- **Stated task**: Reproduce every line in the listing that contains the word "рабочим".

- **Given data**:

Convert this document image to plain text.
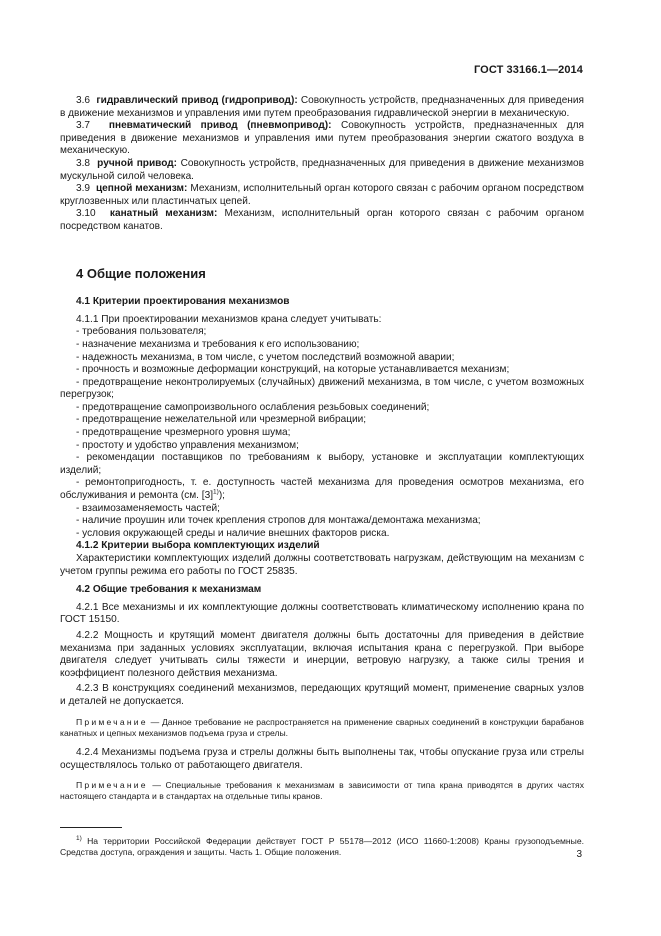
ГОСТ 33166.1—2014

3.6 гидравлический привод (гидропривод): Совокупность устройств, предназначенных для приведения в движение механизмов и управления ими путем преобразования гидравлической энергии в механическую.

3.7 пневматический привод (пневмопривод): Совокупность устройств, предназначенных для приведения в движение механизмов и управления ими путем преобразования энергии сжатого воздуха в механическую.

3.8 ручной привод: Совокупность устройств, предназначенных для приведения в движение механизмов мускульной силой человека.

3.9 цепной механизм: Механизм, исполнительный орган которого связан с рабочим органом посредством круглозвенных или пластинчатых цепей.

3.10 канатный механизм: Механизм, исполнительный орган которого связан с рабочим органом посредством канатов.

4 Общие положения
4.1 Критерии проектирования механизмов

4.1.1 При проектировании механизмов крана следует учитывать:

- требования пользователя;

- назначение механизма и требования к его использованию;

- надежность механизма, в том числе, с учетом последствий возможной аварии;

- прочность и возможные деформации конструкций, на которые устанавливается механизм;

- предотвращение неконтролируемых (случайных) движений механизма, в том числе, с учетом возможных перегрузок;

- предотвращение самопроизвольного ослабления резьбовых соединений;

- предотвращение нежелательной или чрезмерной вибрации;

- предотвращение чрезмерного уровня шума;

- простоту и удобство управления механизмом;

- рекомендации поставщиков по требованиям к выбору, установке и эксплуатации комплектующих изделий;

- ремонтопригодность, т. е. доступность частей механизма для проведения осмотров механизма, его обслуживания и ремонта (см. $[3]^{1)}$);

- взаимозаменяемость частей;

- наличие проушин или точек крепления стропов для монтажа/демонтажа механизма;

- условия окружающей среды и наличие внешних факторов риска.

4.1.2 Критерии выбора комплектующих изделий

Характеристики комплектующих изделий должны соответствовать нагрузкам, действующим на механизм с учетом группы режима его работы по ГОСТ 25835.

4.2 Общие требования к механизмам

4.2.1 Все механизмы и их комплектующие должны соответствовать климатическому исполнению крана по ГОСТ 15150.

4.2.2 Мощность и крутящий момент двигателя должны быть достаточны для приведения в действие механизма при заданных условиях эксплуатации, включая испытания крана с перегрузкой. При выборе двигателя следует учитывать силы тяжести и инерции, ветровую нагрузку, а также силы трения и коэффициент полезного действия механизма.

4.2.3 В конструкциях соединений механизмов, передающих крутящий момент, применение сварных узлов и деталей не допускается.

Примечание — Данное требование не распространяется на применение сварных соединений в конструкции барабанов канатных и цепных механизмов подъема груза и стрелы.

4.2.4 Механизмы подъема груза и стрелы должны быть выполнены так, чтобы опускание груза или стрелы осуществлялось только от работающего двигателя.

Примечание — Специальные требования к механизмам в зависимости от типа крана приводятся в других частях настоящего стандарта и в стандартах на отдельные типы кранов.

$^{1)}$ На территории Российской Федерации действует ГОСТ Р 55178—2012 (ИСО 11660-1:2008) Краны грузоподъемные. Средства доступа, ограждения и защиты. Часть 1. Общие положения.	3
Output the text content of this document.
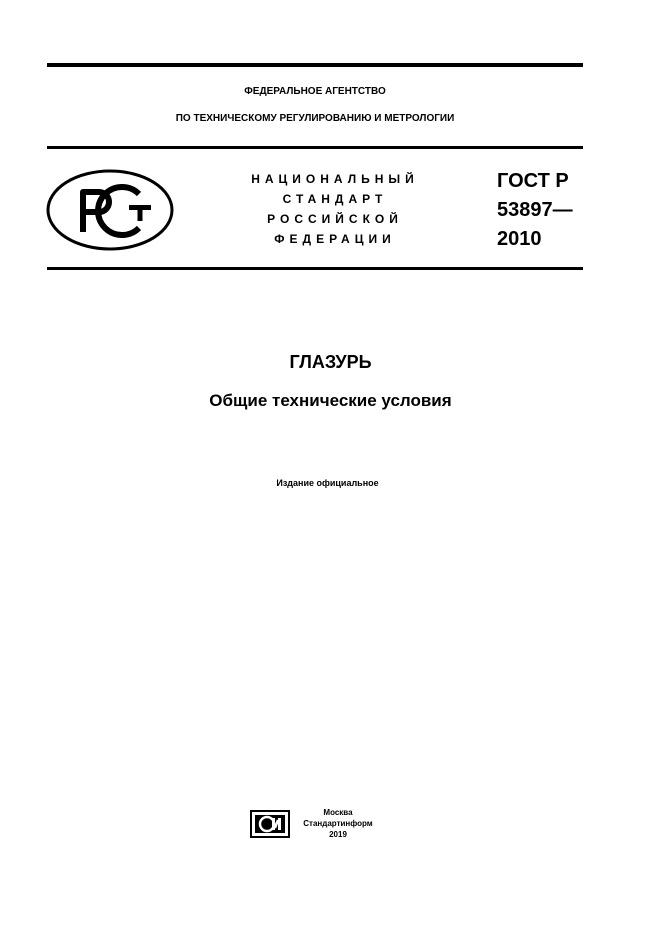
ФЕДЕРАЛЬНОЕ АГЕНТСТВО
ПО ТЕХНИЧЕСКОМУ РЕГУЛИРОВАНИЮ И МЕТРОЛОГИИ
НАЦИОНАЛЬНЫЙ
СТАНДАРТ
РОССИЙСКОЙ
ФЕДЕРАЦИИ
ГОСТ Р
53897—
2010
ГЛАЗУРЬ
Общие технические условия
Издание официальное
Москва
Стандартинформ
2019
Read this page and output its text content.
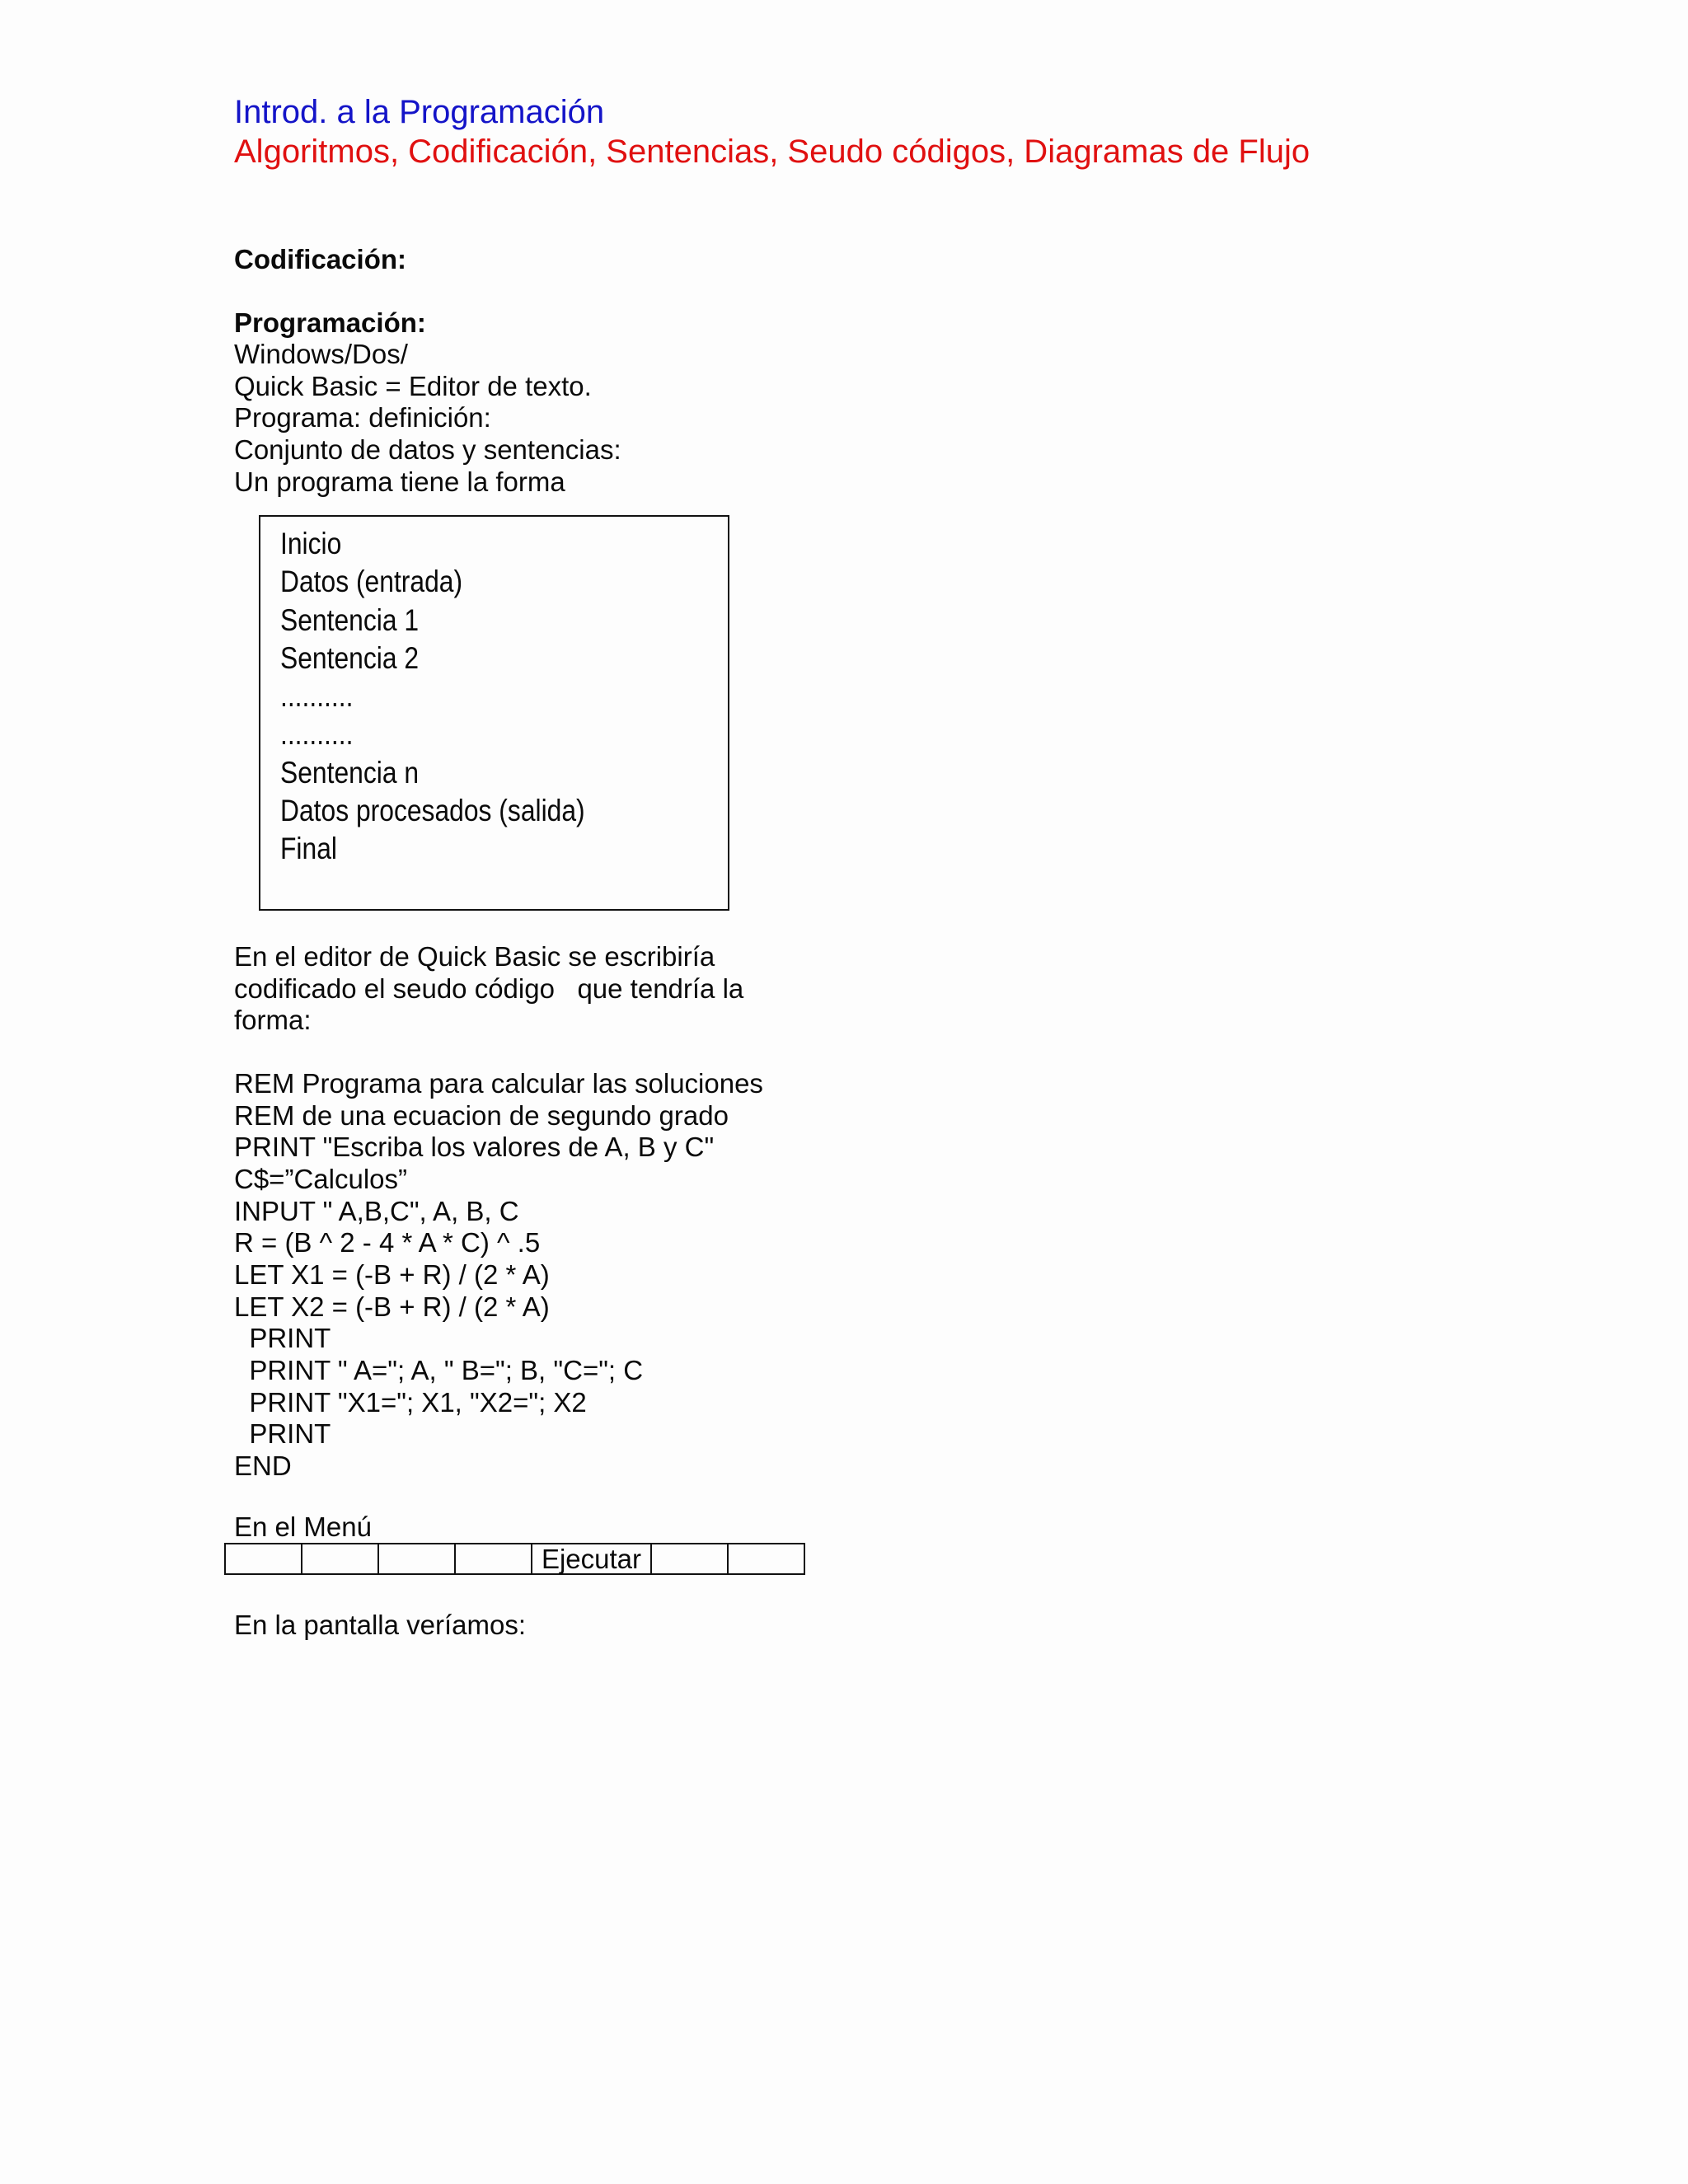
Introd. a la Programación
Algoritmos, Codificación, Sentencias, Seudo códigos, Diagramas de Flujo
Codificación:
Programación:
Windows/Dos/
Quick Basic = Editor de texto.
Programa: definición:
Conjunto de datos y sentencias:
Un programa tiene la forma
Inicio
Datos (entrada)
Sentencia 1
Sentencia 2
..........
..........
Sentencia n
Datos procesados (salida)
Final
En el editor de Quick Basic se escribiría
codificado el seudo código   que tendría la
forma:
REM Programa para calcular las soluciones
REM de una ecuacion de segundo grado
PRINT "Escriba los valores de A, B y C"
C$=”Calculos”
INPUT " A,B,C", A, B, C
R = (B ^ 2 - 4 * A * C) ^ .5
LET X1 = (-B + R) / (2 * A)
LET X2 = (-B + R) / (2 * A)
PRINT
PRINT " A="; A, " B="; B, "C="; C
PRINT "X1="; X1, "X2="; X2
PRINT
END
En el Menú
				Ejecutar		
En la pantalla veríamos:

- **Task output**:
3.9 цепной механизм: Механизм, исполнительный орган которого связан с рабочим органом посредством круглозвенных или пластинчатых цепей.
3.10 канатный механизм: Механизм, исполнительный орган которого связан с рабочим органом посредством канатов.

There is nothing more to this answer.